==== Records for this task
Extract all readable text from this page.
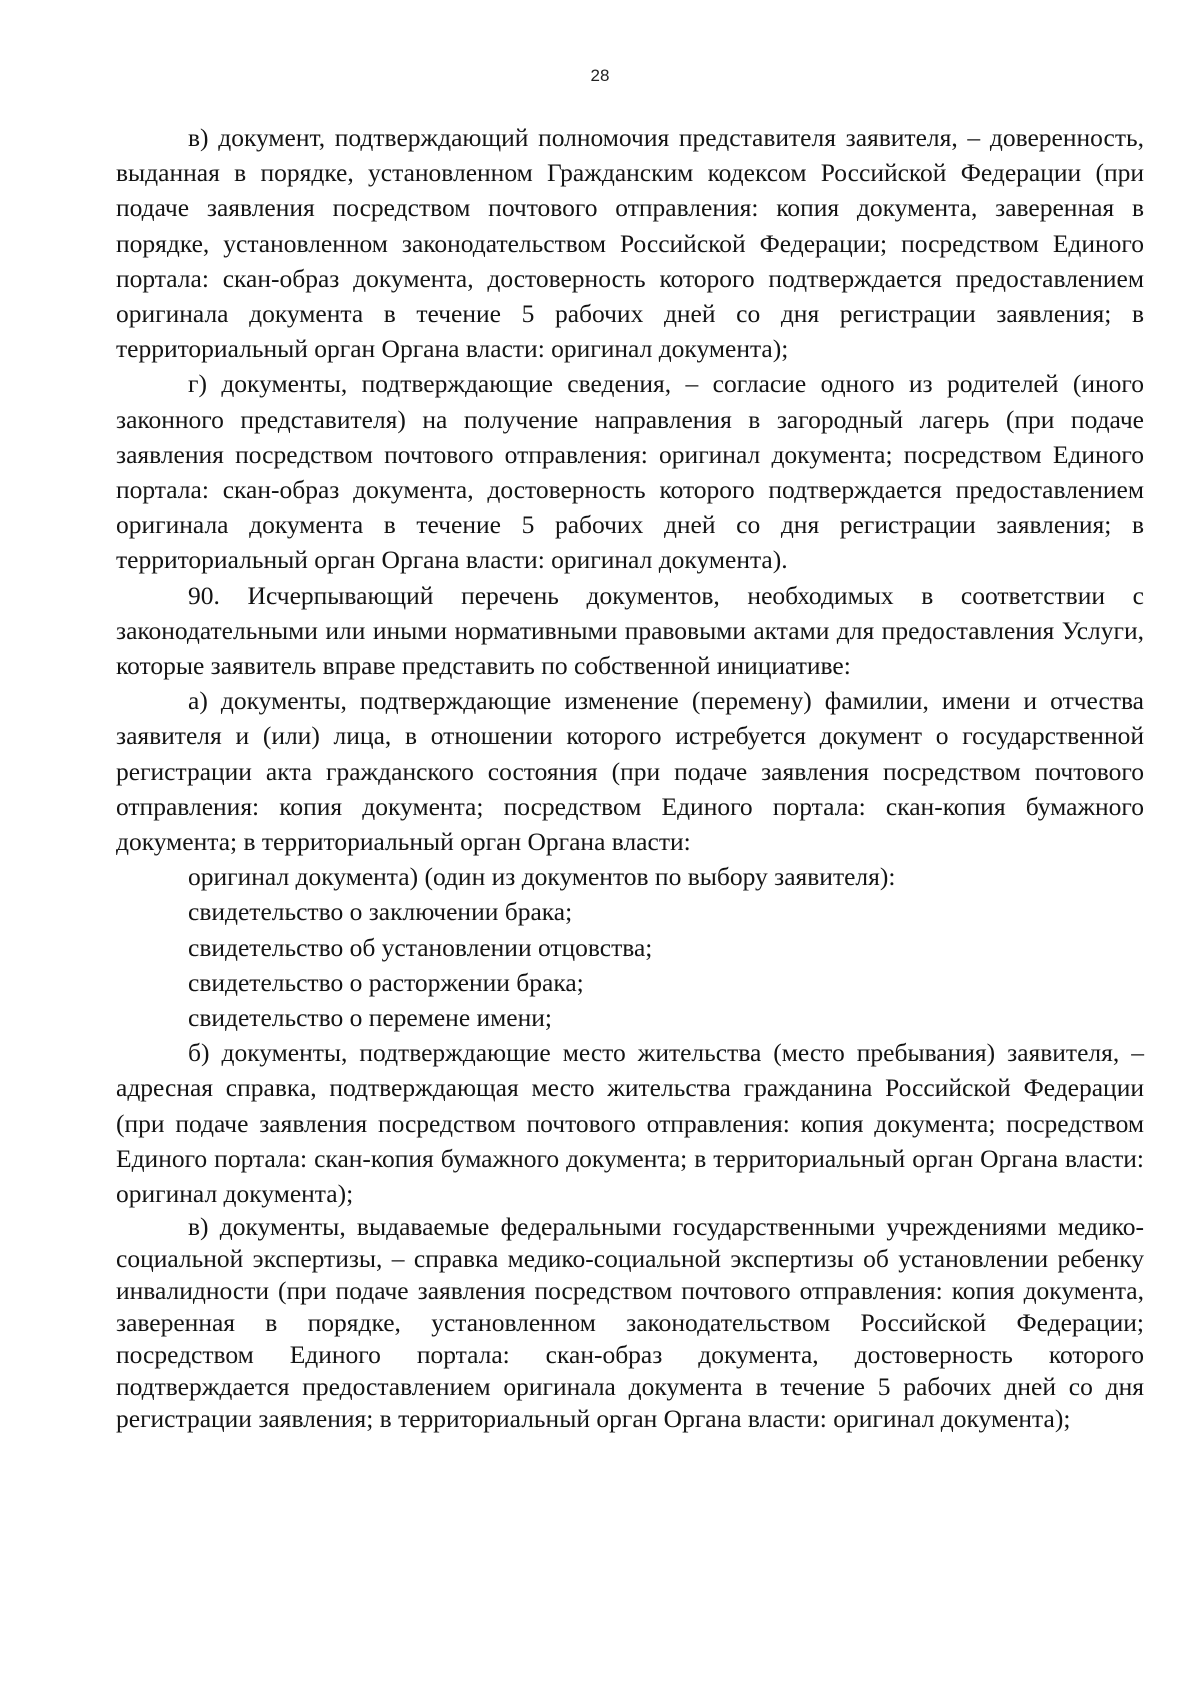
28

в) документ, подтверждающий полномочия представителя заявителя, – доверенность, выданная в порядке, установленном Гражданским кодексом Российской Федерации (при подаче заявления посредством почтового отправления: копия документа, заверенная в порядке, установленном законодательством Российской Федерации; посредством Единого портала: скан-образ документа, достоверность которого подтверждается предоставлением оригинала документа в течение 5 рабочих дней со дня регистрации заявления; в территориальный орган Органа власти: оригинал документа);

г) документы, подтверждающие сведения, – согласие одного из родителей (иного законного представителя) на получение направления в загородный лагерь (при подаче заявления посредством почтового отправления: оригинал документа; посредством Единого портала: скан-образ документа, достоверность которого подтверждается предоставлением оригинала документа в течение 5 рабочих дней со дня регистрации заявления; в территориальный орган Органа власти: оригинал документа).

90. Исчерпывающий перечень документов, необходимых в соответствии с законодательными или иными нормативными правовыми актами для предоставления Услуги, которые заявитель вправе представить по собственной инициативе:

а) документы, подтверждающие изменение (перемену) фамилии, имени и отчества заявителя и (или) лица, в отношении которого истребуется документ о государственной регистрации акта гражданского состояния (при подаче заявления посредством почтового отправления: копия документа; посредством Единого портала: скан-копия бумажного документа; в территориальный орган Органа власти:

оригинал документа) (один из документов по выбору заявителя):

свидетельство о заключении брака;

свидетельство об установлении отцовства;

свидетельство о расторжении брака;

свидетельство о перемене имени;

б) документы, подтверждающие место жительства (место пребывания) заявителя, – адресная справка, подтверждающая место жительства гражданина Российской Федерации (при подаче заявления посредством почтового отправления: копия документа; посредством Единого портала: скан-копия бумажного документа; в территориальный орган Органа власти: оригинал документа);

в) документы, выдаваемые федеральными государственными учреждениями медико-социальной экспертизы, – справка медико-социальной экспертизы об установлении ребенку инвалидности (при подаче заявления посредством почтового отправления: копия документа, заверенная в порядке, установленном законодательством Российской Федерации; посредством Единого портала: скан-образ документа, достоверность которого подтверждается предоставлением оригинала документа в течение 5 рабочих дней со дня регистрации заявления; в территориальный орган Органа власти: оригинал документа);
========
*Problem*: Leaving out the pictures, repeat the data above exactly.

*Full answer*:
Extract all readable text from this page.
28

в) документ, подтверждающий полномочия представителя заявителя, – доверенность, выданная в порядке, установленном Гражданским кодексом Российской Федерации (при подаче заявления посредством почтового отправления: копия документа, заверенная в порядке, установленном законодательством Российской Федерации; посредством Единого портала: скан-образ документа, достоверность которого подтверждается предоставлением оригинала документа в течение 5 рабочих дней со дня регистрации заявления; в территориальный орган Органа власти: оригинал документа);

г) документы, подтверждающие сведения, – согласие одного из родителей (иного законного представителя) на получение направления в загородный лагерь (при подаче заявления посредством почтового отправления: оригинал документа; посредством Единого портала: скан-образ документа, достоверность которого подтверждается предоставлением оригинала документа в течение 5 рабочих дней со дня регистрации заявления; в территориальный орган Органа власти: оригинал документа).

90. Исчерпывающий перечень документов, необходимых в соответствии с законодательными или иными нормативными правовыми актами для предоставления Услуги, которые заявитель вправе представить по собственной инициативе:

а) документы, подтверждающие изменение (перемену) фамилии, имени и отчества заявителя и (или) лица, в отношении которого истребуется документ о государственной регистрации акта гражданского состояния (при подаче заявления посредством почтового отправления: копия документа; посредством Единого портала: скан-копия бумажного документа; в территориальный орган Органа власти:

оригинал документа) (один из документов по выбору заявителя):

свидетельство о заключении брака;

свидетельство об установлении отцовства;

свидетельство о расторжении брака;

свидетельство о перемене имени;

б) документы, подтверждающие место жительства (место пребывания) заявителя, – адресная справка, подтверждающая место жительства гражданина Российской Федерации (при подаче заявления посредством почтового отправления: копия документа; посредством Единого портала: скан-копия бумажного документа; в территориальный орган Органа власти: оригинал документа);

в) документы, выдаваемые федеральными государственными учреждениями медико-социальной экспертизы, – справка медико-социальной экспертизы об установлении ребенку инвалидности (при подаче заявления посредством почтового отправления: копия документа, заверенная в порядке, установленном законодательством Российской Федерации; посредством Единого портала: скан-образ документа, достоверность которого подтверждается предоставлением оригинала документа в течение 5 рабочих дней со дня регистрации заявления; в территориальный орган Органа власти: оригинал документа);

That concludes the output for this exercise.